Data extracted from a collection
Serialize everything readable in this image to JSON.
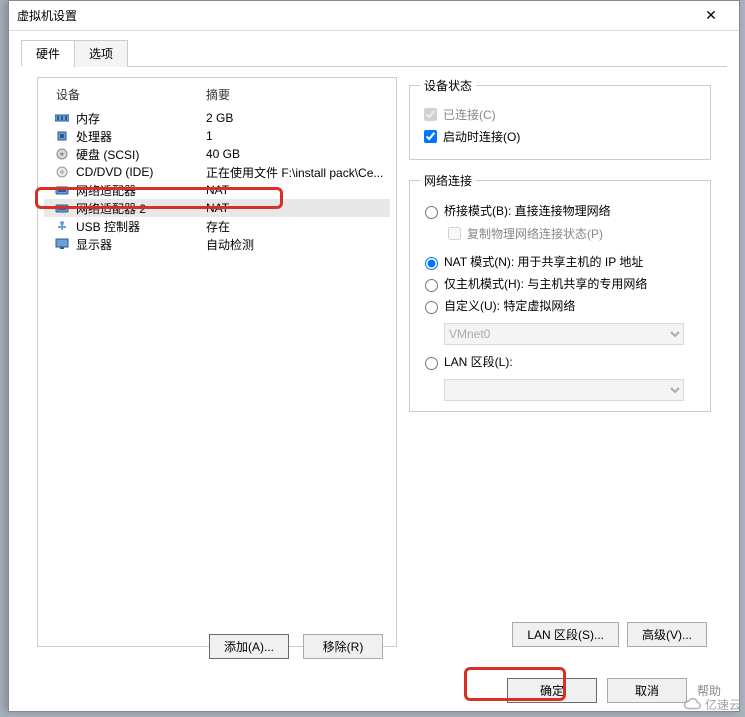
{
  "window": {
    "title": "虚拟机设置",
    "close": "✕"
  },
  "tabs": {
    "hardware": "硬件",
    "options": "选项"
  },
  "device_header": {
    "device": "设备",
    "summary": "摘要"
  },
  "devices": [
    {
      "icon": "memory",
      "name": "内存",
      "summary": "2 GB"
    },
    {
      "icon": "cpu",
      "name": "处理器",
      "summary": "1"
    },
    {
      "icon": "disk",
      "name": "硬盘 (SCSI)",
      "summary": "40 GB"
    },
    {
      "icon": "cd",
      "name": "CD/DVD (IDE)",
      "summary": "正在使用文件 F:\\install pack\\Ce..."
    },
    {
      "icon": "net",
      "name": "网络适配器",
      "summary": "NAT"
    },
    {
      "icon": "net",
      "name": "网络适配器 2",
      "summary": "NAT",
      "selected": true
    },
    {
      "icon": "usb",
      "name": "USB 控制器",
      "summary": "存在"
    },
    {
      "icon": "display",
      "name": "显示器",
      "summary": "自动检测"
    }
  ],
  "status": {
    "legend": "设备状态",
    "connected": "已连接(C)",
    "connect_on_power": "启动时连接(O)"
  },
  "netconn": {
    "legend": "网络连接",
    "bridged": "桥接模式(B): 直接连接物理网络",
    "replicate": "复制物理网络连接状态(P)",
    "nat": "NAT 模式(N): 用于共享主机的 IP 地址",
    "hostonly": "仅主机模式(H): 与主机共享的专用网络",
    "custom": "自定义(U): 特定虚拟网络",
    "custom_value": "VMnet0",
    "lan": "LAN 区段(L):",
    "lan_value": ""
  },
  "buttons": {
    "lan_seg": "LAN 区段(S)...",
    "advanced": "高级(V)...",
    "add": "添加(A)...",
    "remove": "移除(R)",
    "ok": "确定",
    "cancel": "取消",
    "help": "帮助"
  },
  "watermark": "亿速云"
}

**Set task:** Where a line above contains the word "icon", copy that line.

**Task response:**
      "icon": "memory",
      "icon": "cpu",
      "icon": "disk",
      "icon": "cd",
      "icon": "net",
      "icon": "net",
      "icon": "usb",
      "icon": "display",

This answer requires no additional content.